▸ Problem to solve: Can you find the lines of the listing that include "leave" and copy every one?

▸ Records for this task:
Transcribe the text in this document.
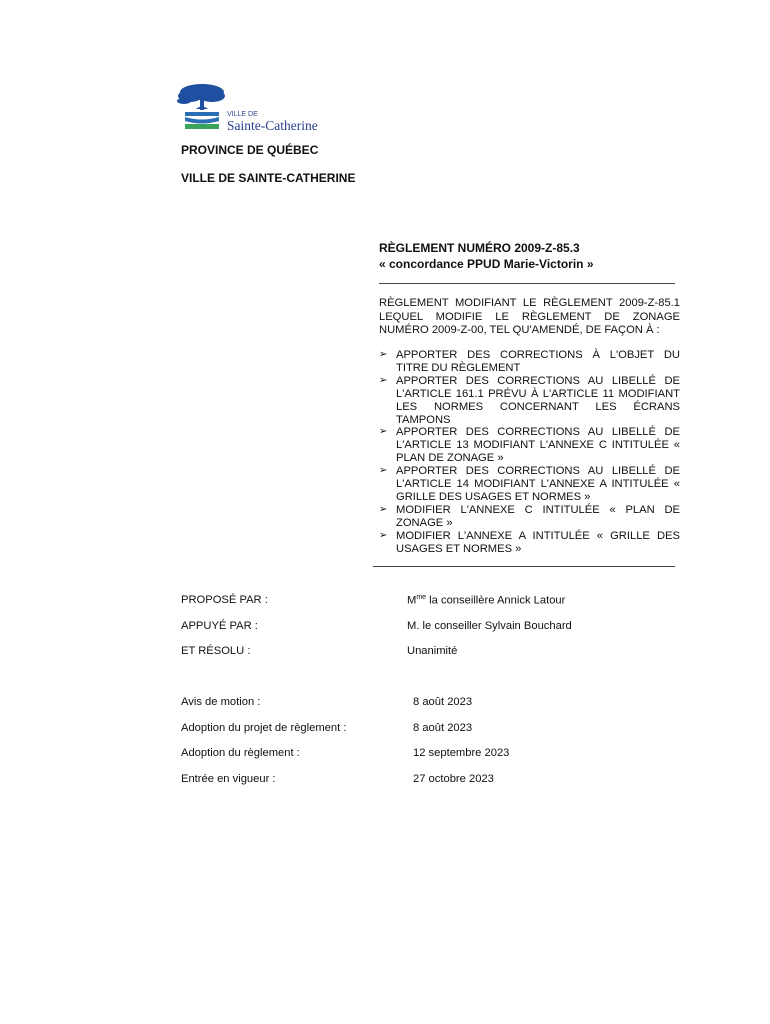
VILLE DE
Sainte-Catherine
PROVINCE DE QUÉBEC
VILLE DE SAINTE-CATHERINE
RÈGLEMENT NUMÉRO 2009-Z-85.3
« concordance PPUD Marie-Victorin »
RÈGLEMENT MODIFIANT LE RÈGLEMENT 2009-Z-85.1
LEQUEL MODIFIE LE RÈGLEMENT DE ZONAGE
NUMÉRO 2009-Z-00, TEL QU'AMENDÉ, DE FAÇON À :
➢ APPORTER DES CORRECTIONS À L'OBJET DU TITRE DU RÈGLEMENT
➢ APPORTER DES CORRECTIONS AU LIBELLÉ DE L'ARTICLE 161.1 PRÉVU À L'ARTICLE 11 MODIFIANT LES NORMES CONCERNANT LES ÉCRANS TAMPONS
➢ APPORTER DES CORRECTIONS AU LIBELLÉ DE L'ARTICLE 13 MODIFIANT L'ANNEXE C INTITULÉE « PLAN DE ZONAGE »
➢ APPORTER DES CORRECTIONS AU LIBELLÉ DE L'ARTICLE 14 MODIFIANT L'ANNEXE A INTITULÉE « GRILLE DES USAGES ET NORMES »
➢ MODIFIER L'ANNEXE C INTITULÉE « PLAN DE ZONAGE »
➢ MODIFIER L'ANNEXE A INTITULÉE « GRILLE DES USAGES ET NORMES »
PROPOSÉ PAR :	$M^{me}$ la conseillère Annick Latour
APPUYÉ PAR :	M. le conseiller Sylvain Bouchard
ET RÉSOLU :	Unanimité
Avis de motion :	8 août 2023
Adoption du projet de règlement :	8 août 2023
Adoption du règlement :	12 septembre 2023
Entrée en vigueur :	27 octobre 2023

...

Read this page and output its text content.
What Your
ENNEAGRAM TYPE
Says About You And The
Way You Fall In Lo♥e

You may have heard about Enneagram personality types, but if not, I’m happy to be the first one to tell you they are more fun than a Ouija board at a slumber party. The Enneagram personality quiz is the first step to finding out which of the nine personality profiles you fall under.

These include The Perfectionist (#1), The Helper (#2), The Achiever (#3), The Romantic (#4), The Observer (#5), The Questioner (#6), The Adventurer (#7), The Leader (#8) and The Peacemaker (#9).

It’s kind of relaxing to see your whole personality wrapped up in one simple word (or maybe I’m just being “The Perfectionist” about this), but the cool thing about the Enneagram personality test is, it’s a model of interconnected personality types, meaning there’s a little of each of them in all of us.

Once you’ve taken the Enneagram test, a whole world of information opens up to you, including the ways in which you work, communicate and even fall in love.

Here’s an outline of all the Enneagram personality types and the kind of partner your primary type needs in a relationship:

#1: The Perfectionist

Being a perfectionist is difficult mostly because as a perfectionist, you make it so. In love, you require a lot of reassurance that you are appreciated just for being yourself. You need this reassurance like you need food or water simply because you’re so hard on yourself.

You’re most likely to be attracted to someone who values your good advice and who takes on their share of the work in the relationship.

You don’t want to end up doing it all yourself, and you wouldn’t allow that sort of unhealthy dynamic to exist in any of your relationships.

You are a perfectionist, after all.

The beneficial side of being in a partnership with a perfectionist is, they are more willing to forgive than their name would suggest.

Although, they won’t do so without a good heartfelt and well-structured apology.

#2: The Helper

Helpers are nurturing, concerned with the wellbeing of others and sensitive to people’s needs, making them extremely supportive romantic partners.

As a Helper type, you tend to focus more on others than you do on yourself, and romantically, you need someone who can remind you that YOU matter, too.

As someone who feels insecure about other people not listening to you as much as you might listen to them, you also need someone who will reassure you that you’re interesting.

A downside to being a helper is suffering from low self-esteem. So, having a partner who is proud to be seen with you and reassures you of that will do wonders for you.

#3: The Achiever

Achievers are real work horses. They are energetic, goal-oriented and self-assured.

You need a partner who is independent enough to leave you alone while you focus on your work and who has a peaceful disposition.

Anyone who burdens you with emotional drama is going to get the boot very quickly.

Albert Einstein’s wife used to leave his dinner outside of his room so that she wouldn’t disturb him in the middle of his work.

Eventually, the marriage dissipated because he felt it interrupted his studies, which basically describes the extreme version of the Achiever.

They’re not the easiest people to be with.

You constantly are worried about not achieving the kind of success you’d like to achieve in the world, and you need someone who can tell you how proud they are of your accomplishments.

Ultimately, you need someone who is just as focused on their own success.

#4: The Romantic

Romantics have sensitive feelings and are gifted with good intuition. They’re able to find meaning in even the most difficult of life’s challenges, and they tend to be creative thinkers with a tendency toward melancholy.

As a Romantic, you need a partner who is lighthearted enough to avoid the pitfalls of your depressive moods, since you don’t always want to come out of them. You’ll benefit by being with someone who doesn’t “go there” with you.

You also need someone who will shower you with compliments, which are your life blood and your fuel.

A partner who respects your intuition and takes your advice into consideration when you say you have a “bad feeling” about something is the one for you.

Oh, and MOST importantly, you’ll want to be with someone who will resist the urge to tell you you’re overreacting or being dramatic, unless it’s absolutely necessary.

--

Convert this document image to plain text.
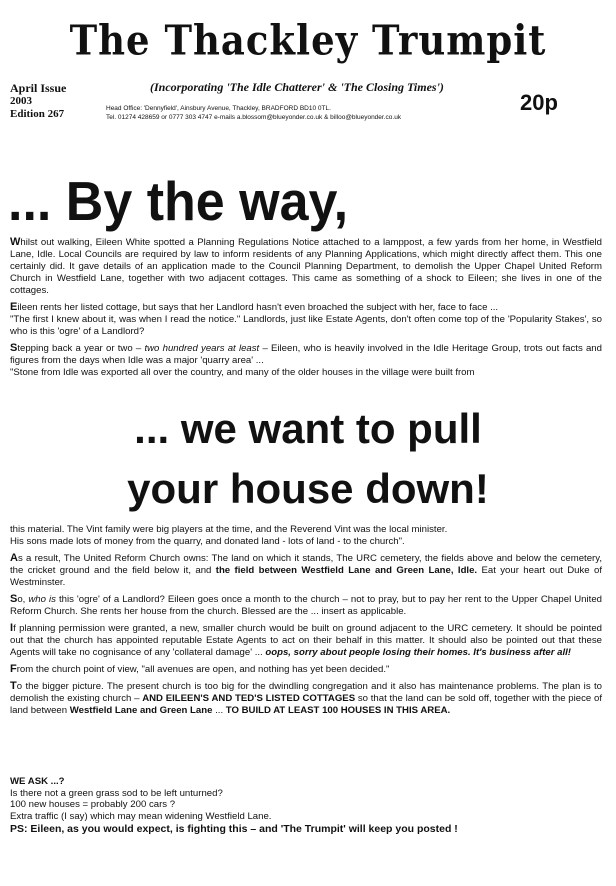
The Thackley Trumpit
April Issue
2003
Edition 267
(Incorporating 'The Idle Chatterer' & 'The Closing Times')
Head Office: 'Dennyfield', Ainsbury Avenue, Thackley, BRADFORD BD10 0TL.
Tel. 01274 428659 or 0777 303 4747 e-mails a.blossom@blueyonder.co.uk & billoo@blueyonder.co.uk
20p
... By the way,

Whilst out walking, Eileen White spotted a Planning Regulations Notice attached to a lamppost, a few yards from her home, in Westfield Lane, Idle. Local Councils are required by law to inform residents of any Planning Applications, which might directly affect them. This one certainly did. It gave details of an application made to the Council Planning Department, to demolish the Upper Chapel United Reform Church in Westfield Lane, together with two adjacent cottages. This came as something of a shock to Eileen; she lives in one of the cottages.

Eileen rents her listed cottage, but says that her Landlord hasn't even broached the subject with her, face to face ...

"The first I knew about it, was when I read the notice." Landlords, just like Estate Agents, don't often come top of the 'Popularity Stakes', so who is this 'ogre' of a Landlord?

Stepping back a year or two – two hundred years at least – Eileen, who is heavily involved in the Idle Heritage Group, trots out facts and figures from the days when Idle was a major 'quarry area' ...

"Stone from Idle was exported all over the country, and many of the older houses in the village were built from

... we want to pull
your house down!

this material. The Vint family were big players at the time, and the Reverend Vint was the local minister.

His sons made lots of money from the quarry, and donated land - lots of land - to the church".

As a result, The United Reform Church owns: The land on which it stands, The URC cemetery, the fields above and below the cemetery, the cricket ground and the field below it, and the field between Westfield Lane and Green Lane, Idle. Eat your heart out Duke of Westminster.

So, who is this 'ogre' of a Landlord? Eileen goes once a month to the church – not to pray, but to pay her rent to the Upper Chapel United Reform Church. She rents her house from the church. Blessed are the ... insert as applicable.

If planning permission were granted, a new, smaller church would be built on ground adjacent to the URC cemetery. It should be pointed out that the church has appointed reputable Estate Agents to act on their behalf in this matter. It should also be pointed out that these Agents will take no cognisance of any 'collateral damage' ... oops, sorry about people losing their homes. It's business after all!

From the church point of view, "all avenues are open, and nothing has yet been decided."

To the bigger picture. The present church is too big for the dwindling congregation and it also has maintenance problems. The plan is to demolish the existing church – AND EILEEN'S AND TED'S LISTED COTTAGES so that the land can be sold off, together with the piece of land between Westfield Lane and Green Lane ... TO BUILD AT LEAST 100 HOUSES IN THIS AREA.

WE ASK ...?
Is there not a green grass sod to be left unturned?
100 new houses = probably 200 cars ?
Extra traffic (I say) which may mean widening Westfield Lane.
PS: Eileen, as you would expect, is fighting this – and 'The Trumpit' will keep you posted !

▸ Final answer:
You need a partner who is independent enough to leave you alone while you focus on your work and who has a peaceful disposition.
Albert Einstein’s wife used to leave his dinner outside of his room so that she wouldn’t disturb him in the middle of his work.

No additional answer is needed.